-- START Provided records --

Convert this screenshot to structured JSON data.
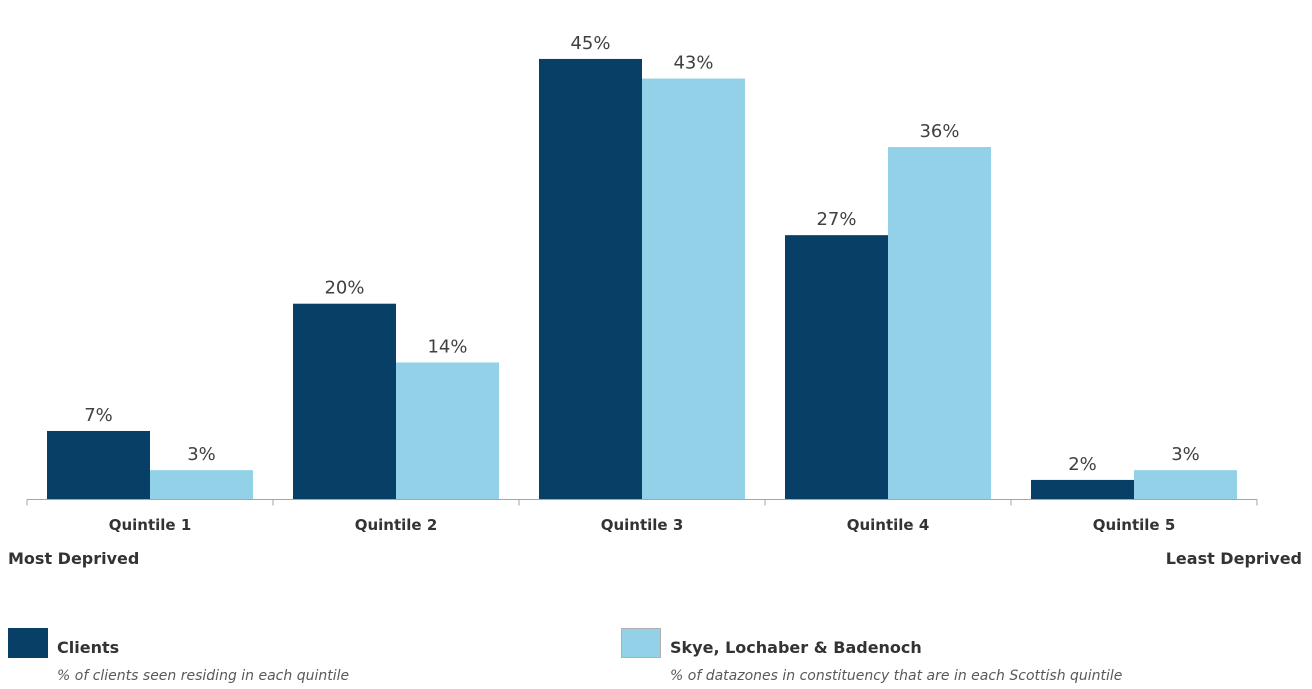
{
  "chart_data": {
    "type": "bar",
    "categories": [
      "Quintile 1",
      "Quintile 2",
      "Quintile 3",
      "Quintile 4",
      "Quintile 5"
    ],
    "series": [
      {
        "name": "Clients",
        "values": [
          7,
          20,
          45,
          27,
          2
        ],
        "labels": [
          "7%",
          "20%",
          "45%",
          "27%",
          "2%"
        ],
        "color": "#083f66"
      },
      {
        "name": "Skye, Lochaber & Badenoch",
        "values": [
          3,
          14,
          43,
          36,
          3
        ],
        "labels": [
          "3%",
          "14%",
          "43%",
          "36%",
          "3%"
        ],
        "color": "#92d1e8"
      }
    ],
    "ylim": [
      0,
      50
    ],
    "grid": false,
    "legend_placement": "bottom",
    "axis_extremes": {
      "left": "Most Deprived",
      "right": "Least Deprived"
    }
  },
  "legend": {
    "clients": {
      "title": "Clients",
      "description": "% of clients seen residing in each quintile",
      "color": "#083f66"
    },
    "area": {
      "title": "Skye, Lochaber & Badenoch",
      "description": "% of datazones in constituency that are in each Scottish quintile",
      "color": "#92d1e8"
    }
  }
}
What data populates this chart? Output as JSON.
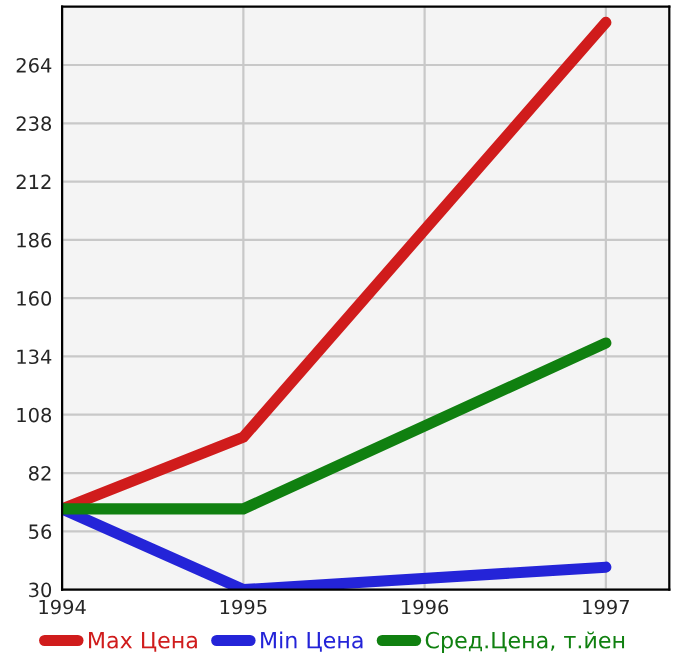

-- END Provided records --

> Description of the task
Omit any images, then output the listing exactly.

> Task output
Convert this screenshot to structured JSON data.
{
  "chart_data": {
    "type": "bar",
    "categories": [
      "Quintile 1",
      "Quintile 2",
      "Quintile 3",
      "Quintile 4",
      "Quintile 5"
    ],
    "series": [
      {
        "name": "Clients",
        "values": [
          7,
          20,
          45,
          27,
          2
        ],
        "labels": [
          "7%",
          "20%",
          "45%",
          "27%",
          "2%"
        ],
        "color": "#083f66"
      },
      {
        "name": "Skye, Lochaber & Badenoch",
        "values": [
          3,
          14,
          43,
          36,
          3
        ],
        "labels": [
          "3%",
          "14%",
          "43%",
          "36%",
          "3%"
        ],
        "color": "#92d1e8"
      }
    ],
    "ylim": [
      0,
      50
    ],
    "grid": false,
    "legend_placement": "bottom",
    "axis_extremes": {
      "left": "Most Deprived",
      "right": "Least Deprived"
    }
  },
  "legend": {
    "clients": {
      "title": "Clients",
      "description": "% of clients seen residing in each quintile",
      "color": "#083f66"
    },
    "area": {
      "title": "Skye, Lochaber & Badenoch",
      "description": "% of datazones in constituency that are in each Scottish quintile",
      "color": "#92d1e8"
    }
  }
}
What data populates this chart? Output as JSON.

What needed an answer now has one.